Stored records
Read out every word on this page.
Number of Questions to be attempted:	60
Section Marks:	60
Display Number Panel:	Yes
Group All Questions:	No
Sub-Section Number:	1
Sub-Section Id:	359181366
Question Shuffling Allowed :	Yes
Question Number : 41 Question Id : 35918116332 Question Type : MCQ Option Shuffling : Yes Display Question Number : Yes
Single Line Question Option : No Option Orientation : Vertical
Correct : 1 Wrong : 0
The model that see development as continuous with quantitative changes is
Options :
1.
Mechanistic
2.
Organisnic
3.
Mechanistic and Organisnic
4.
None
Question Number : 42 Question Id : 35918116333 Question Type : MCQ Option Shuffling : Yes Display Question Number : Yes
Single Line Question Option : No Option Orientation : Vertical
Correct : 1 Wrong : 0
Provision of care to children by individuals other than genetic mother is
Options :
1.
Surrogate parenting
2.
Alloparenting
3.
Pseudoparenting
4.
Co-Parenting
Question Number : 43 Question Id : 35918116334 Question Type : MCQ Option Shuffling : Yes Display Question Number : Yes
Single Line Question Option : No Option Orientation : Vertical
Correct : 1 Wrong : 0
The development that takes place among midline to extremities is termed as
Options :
...
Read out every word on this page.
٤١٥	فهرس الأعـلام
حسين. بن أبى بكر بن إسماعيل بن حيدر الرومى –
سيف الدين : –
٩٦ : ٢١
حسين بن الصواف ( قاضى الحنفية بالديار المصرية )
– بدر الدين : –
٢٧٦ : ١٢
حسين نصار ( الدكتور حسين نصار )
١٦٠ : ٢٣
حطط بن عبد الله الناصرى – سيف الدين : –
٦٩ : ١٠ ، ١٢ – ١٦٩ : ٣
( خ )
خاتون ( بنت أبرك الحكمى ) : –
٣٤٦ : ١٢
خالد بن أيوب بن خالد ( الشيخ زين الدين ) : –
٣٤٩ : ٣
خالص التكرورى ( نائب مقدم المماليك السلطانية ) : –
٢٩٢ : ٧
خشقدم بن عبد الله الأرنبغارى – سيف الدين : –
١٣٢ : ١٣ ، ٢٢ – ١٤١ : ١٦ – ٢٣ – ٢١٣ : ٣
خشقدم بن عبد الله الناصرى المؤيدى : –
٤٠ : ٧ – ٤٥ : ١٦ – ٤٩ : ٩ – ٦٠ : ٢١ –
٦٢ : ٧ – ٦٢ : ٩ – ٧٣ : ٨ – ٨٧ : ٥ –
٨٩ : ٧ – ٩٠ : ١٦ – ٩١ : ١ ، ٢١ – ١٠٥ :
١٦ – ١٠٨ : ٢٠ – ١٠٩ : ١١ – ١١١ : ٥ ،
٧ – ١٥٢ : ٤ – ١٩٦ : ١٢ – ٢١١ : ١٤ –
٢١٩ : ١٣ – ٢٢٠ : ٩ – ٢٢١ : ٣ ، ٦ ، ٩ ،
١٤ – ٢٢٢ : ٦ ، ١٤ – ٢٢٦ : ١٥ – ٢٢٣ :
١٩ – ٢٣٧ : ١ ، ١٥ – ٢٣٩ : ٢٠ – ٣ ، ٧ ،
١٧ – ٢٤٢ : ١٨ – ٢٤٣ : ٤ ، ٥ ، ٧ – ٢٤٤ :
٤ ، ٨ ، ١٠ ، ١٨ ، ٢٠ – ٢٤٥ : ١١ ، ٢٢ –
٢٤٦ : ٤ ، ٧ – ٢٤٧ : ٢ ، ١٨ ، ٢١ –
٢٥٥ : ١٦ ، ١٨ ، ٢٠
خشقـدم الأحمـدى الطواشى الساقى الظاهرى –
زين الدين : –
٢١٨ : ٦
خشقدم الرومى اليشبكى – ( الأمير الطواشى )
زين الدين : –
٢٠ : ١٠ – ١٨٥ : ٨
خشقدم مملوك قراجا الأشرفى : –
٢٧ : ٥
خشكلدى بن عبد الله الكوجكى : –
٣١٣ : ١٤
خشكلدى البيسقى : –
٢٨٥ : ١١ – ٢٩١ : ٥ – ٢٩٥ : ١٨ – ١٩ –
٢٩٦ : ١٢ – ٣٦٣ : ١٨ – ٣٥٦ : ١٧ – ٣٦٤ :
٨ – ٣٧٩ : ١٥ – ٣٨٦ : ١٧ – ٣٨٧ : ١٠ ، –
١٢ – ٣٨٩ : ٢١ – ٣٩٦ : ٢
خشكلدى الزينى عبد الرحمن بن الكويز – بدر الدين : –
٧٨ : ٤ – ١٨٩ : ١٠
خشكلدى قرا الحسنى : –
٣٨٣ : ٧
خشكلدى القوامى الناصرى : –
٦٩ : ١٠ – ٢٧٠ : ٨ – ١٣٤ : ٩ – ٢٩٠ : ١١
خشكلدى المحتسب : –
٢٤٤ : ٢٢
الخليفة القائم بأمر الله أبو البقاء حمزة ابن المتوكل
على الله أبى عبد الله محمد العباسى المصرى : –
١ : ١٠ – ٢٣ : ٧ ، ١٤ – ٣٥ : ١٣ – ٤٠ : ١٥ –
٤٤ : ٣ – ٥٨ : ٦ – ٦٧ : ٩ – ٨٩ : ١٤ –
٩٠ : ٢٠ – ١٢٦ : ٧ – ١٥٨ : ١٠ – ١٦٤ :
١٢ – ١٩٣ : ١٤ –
...
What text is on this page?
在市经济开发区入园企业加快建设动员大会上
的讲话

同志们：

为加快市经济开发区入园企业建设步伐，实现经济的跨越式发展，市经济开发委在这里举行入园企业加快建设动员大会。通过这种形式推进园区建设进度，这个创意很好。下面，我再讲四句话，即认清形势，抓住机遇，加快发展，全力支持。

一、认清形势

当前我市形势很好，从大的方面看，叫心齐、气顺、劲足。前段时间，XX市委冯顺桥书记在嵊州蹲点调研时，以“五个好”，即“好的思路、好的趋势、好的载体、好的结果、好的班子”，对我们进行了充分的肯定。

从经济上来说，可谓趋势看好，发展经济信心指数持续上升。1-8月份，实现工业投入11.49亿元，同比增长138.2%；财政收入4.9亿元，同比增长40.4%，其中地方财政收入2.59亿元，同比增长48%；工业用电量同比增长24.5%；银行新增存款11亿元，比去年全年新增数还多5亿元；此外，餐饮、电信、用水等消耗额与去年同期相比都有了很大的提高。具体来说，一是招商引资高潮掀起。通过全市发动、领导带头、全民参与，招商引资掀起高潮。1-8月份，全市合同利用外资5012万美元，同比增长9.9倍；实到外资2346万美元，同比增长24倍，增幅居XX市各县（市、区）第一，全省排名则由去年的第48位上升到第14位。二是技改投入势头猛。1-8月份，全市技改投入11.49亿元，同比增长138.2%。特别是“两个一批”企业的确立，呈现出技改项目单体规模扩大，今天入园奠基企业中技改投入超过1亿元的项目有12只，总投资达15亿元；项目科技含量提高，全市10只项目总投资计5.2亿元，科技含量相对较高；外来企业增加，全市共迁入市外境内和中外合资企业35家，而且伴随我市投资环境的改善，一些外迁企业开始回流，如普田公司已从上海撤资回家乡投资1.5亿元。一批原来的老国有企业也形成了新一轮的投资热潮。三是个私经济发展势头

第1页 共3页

• [GIVEN PROBLEM]:
Among the lines above, count those containing the word "development" and give nothing but the result.

• [TASK ANSWER]:
2